──────── Supplied material ────────
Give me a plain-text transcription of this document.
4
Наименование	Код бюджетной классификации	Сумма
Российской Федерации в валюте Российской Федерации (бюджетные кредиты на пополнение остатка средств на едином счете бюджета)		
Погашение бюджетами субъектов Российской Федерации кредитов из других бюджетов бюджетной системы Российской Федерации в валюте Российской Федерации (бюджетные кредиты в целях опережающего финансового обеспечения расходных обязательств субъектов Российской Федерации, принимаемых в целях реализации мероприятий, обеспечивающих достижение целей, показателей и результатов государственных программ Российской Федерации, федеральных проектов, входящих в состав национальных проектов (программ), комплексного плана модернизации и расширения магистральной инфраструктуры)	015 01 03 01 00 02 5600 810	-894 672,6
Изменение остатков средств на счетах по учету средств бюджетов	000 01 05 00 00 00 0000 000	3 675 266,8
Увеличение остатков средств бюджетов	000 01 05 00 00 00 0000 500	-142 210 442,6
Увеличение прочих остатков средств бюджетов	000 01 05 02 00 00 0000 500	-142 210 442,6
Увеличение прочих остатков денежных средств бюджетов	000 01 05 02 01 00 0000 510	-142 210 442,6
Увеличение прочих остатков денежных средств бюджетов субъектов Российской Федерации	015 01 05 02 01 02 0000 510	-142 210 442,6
────────
* [What you should do] Of the lines in the entries, how many include the word "субъектов"? State only the number.

* [Full response] 2